▶ _Problem requirements_: Copy every line of the data that contains the string "JSON".

(Dataset rows about figures)

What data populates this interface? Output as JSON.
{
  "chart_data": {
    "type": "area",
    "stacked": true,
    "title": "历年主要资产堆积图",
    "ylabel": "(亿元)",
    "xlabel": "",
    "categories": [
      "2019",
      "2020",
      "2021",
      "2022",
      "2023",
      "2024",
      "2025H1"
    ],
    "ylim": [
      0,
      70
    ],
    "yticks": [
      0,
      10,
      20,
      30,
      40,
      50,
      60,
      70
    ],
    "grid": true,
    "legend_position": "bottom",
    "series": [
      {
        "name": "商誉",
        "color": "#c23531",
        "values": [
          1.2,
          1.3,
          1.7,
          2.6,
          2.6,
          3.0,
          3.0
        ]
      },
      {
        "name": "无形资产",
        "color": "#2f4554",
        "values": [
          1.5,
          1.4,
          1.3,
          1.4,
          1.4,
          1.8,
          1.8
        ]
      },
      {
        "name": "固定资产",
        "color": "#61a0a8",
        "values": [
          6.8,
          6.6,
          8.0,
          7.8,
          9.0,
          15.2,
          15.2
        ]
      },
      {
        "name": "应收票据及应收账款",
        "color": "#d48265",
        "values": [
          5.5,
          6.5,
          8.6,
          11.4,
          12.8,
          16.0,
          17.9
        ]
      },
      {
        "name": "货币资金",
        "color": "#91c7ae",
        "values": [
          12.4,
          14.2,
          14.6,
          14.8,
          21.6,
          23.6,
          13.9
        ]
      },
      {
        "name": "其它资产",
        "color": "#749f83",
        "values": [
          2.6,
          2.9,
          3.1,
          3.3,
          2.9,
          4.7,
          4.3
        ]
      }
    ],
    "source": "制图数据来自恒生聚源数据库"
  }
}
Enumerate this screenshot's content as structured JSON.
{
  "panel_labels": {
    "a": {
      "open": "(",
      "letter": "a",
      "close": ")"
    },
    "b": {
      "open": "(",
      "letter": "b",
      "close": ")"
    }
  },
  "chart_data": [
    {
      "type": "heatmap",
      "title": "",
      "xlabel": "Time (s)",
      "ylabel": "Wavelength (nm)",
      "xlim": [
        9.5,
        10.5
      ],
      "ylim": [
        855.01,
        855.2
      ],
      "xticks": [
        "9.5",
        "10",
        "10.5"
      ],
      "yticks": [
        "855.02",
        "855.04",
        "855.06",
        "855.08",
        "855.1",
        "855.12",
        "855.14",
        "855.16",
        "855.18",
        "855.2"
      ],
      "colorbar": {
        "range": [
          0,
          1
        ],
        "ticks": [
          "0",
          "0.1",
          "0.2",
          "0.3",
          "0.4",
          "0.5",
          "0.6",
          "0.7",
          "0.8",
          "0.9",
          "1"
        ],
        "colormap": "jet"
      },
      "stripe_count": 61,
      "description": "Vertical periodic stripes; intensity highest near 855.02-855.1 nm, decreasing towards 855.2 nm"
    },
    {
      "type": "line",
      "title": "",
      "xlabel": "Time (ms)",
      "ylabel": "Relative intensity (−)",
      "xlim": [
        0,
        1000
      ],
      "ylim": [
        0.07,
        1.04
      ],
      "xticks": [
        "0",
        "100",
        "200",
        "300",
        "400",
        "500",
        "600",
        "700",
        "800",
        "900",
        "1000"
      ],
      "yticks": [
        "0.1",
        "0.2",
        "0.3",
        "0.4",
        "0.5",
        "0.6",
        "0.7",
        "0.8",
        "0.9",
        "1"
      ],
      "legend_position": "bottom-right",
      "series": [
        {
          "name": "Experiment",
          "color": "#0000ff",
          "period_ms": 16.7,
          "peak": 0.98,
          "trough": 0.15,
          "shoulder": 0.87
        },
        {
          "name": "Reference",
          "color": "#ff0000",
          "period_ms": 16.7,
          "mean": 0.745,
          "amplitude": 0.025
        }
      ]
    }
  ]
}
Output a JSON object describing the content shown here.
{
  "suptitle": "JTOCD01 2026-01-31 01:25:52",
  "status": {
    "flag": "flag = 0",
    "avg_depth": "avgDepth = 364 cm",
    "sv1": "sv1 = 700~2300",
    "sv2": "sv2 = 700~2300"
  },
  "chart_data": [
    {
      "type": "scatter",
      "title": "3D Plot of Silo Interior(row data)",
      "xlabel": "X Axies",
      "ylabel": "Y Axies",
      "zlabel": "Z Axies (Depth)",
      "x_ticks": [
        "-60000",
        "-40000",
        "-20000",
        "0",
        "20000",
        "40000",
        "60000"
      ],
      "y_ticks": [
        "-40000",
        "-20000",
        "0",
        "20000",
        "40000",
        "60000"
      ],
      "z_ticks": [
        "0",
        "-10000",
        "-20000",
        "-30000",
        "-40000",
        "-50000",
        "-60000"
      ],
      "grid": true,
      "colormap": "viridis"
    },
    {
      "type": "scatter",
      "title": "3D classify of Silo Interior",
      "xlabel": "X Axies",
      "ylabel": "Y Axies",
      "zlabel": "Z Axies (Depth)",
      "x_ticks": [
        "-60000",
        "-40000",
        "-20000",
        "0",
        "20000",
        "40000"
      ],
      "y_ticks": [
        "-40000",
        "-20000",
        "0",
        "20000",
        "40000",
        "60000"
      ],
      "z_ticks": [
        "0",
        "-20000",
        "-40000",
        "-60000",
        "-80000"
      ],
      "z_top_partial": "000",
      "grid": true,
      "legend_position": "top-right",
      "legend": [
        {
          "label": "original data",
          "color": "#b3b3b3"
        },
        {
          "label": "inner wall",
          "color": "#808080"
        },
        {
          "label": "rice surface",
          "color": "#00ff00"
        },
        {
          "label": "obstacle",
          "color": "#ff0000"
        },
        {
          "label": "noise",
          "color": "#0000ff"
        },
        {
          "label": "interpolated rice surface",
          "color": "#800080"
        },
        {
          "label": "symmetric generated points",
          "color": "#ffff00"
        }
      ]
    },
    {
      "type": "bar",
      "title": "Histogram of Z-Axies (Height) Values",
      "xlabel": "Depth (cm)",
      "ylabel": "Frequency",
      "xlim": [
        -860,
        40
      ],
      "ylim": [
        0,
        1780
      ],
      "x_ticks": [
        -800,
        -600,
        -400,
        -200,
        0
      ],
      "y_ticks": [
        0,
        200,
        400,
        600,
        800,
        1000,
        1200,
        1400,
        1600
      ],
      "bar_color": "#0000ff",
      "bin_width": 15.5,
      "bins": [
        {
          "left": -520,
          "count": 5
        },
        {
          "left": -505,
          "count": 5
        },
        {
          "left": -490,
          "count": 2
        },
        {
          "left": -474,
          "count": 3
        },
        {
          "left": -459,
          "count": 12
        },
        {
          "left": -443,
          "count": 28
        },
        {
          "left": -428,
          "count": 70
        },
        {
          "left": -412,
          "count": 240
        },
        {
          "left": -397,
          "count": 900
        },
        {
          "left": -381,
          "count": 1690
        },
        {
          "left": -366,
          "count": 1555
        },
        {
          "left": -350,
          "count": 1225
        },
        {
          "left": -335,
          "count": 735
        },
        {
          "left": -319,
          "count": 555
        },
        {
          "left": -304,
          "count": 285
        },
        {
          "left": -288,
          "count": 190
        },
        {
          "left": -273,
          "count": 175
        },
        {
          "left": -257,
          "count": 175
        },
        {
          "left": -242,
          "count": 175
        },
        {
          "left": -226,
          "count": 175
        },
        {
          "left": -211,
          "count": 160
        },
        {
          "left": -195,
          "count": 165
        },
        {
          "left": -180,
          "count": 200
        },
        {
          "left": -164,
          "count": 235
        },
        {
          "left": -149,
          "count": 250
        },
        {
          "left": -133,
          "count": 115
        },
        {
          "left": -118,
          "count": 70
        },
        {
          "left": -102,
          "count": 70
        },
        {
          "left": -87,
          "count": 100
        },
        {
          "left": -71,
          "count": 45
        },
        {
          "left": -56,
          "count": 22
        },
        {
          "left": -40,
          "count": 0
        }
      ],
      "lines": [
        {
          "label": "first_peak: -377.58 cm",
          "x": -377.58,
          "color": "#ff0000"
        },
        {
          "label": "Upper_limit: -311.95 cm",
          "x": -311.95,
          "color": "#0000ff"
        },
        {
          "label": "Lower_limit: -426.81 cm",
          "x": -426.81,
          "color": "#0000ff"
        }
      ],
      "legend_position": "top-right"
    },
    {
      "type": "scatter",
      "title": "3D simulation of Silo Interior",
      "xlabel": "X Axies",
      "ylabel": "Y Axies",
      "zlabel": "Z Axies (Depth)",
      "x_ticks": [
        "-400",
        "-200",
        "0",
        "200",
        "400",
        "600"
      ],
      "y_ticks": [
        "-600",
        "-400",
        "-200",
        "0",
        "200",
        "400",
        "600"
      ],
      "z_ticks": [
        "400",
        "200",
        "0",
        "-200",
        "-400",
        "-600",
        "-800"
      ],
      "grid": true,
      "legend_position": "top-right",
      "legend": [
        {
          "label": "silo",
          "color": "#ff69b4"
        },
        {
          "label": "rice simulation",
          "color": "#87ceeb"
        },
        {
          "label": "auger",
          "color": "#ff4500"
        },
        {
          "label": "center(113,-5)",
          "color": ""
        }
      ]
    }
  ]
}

▶ _Complete output_:
What data populates this interface? Output as JSON.
Enumerate this screenshot's content as structured JSON.
Output a JSON object describing the content shown here.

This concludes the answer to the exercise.